SHORT EXERCISE |
Copy every entry precisely.

Some records |
════════════════════

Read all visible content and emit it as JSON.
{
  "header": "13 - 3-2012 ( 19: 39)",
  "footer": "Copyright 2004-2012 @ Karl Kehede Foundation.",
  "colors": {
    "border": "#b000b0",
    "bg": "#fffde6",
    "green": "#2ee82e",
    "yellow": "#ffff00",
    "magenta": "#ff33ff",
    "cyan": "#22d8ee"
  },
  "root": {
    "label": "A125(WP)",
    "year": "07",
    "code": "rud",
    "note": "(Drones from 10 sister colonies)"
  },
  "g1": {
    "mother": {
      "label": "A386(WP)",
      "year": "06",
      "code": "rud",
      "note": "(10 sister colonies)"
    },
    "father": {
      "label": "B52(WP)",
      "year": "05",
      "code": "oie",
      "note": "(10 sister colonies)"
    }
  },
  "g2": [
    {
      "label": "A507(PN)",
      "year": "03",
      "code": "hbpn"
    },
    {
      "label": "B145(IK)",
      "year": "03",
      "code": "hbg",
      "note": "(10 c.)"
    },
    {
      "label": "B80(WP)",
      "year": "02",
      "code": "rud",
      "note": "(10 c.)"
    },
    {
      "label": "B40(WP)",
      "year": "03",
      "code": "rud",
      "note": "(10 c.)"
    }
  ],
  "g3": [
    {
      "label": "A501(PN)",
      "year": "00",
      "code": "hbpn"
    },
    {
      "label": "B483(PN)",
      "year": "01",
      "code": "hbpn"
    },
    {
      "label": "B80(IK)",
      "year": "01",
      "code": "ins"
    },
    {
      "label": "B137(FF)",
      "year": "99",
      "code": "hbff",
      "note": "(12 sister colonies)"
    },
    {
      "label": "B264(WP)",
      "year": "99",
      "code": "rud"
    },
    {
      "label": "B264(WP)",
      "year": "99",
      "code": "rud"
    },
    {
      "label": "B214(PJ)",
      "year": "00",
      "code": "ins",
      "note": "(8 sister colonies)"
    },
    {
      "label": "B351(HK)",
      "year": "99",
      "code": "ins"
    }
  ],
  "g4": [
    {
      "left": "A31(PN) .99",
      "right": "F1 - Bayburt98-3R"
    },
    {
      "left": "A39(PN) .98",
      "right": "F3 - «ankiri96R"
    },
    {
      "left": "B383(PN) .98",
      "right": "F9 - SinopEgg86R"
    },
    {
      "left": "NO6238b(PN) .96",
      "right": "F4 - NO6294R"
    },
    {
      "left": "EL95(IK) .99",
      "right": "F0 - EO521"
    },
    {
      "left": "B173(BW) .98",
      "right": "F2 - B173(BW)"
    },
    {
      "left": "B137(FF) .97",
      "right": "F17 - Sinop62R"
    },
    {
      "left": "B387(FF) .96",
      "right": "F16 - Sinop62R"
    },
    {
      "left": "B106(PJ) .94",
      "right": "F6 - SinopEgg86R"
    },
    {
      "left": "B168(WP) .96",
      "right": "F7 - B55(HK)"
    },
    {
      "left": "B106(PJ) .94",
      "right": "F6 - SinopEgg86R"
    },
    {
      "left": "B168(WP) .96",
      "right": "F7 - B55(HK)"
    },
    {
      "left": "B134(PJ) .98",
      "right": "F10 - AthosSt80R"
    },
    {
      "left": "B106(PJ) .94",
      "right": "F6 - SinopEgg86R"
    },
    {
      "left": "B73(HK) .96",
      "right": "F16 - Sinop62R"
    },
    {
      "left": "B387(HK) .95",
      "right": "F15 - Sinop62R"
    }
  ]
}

════════════════════

SOLUTION FOR THIS EXERCISE |
Read all visible content and emit it as JSON.
{
  "header": "13 - 3-2012 ( 19: 39)",
  "footer": "Copyright 2004-2012 @ Karl Kehede Foundation.",
  "colors": {
    "border": "#b000b0",
    "bg": "#fffde6",
    "green": "#2ee82e",
    "yellow": "#ffff00",
    "magenta": "#ff33ff",
    "cyan": "#22d8ee"
  },
  "root": {
    "label": "A125(WP)",
    "year": "07",
    "code": "rud",
    "note": "(Drones from 10 sister colonies)"
  },
  "g1": {
    "mother": {
      "label": "A386(WP)",
      "year": "06",
      "code": "rud",
      "note": "(10 sister colonies)"
    },
    "father": {
      "label": "B52(WP)",
      "year": "05",
      "code": "oie",
      "note": "(10 sister colonies)"
    }
  },
  "g2": [
    {
      "label": "A507(PN)",
      "year": "03",
      "code": "hbpn"
    },
    {
      "label": "B145(IK)",
      "year": "03",
      "code": "hbg",
      "note": "(10 c.)"
    },
    {
      "label": "B80(WP)",
      "year": "02",
      "code": "rud",
      "note": "(10 c.)"
    },
    {
      "label": "B40(WP)",
      "year": "03",
      "code": "rud",
      "note": "(10 c.)"
    }
  ],
  "g3": [
    {
      "label": "A501(PN)",
      "year": "00",
      "code": "hbpn"
    },
    {
      "label": "B483(PN)",
      "year": "01",
      "code": "hbpn"
    },
    {
      "label": "B80(IK)",
      "year": "01",
      "code": "ins"
    },
    {
      "label": "B137(FF)",
      "year": "99",
      "code": "hbff",
      "note": "(12 sister colonies)"
    },
    {
      "label": "B264(WP)",
      "year": "99",
      "code": "rud"
    },
    {
      "label": "B264(WP)",
      "year": "99",
      "code": "rud"
    },
    {
      "label": "B214(PJ)",
      "year": "00",
      "code": "ins",
      "note": "(8 sister colonies)"
    },
    {
      "label": "B351(HK)",
      "year": "99",
      "code": "ins"
    }
  ],
  "g4": [
    {
      "left": "A31(PN) .99",
      "right": "F1 - Bayburt98-3R"
    },
    {
      "left": "A39(PN) .98",
      "right": "F3 - «ankiri96R"
    },
    {
      "left": "B383(PN) .98",
      "right": "F9 - SinopEgg86R"
    },
    {
      "left": "NO6238b(PN) .96",
      "right": "F4 - NO6294R"
    },
    {
      "left": "EL95(IK) .99",
      "right": "F0 - EO521"
    },
    {
      "left": "B173(BW) .98",
      "right": "F2 - B173(BW)"
    },
    {
      "left": "B137(FF) .97",
      "right": "F17 - Sinop62R"
    },
    {
      "left": "B387(FF) .96",
      "right": "F16 - Sinop62R"
    },
    {
      "left": "B106(PJ) .94",
      "right": "F6 - SinopEgg86R"
    },
    {
      "left": "B168(WP) .96",
      "right": "F7 - B55(HK)"
    },
    {
      "left": "B106(PJ) .94",
      "right": "F6 - SinopEgg86R"
    },
    {
      "left": "B168(WP) .96",
      "right": "F7 - B55(HK)"
    },
    {
      "left": "B134(PJ) .98",
      "right": "F10 - AthosSt80R"
    },
    {
      "left": "B106(PJ) .94",
      "right": "F6 - SinopEgg86R"
    },
    {
      "left": "B73(HK) .96",
      "right": "F16 - Sinop62R"
    },
    {
      "left": "B387(HK) .95",
      "right": "F15 - Sinop62R"
    }
  ]
}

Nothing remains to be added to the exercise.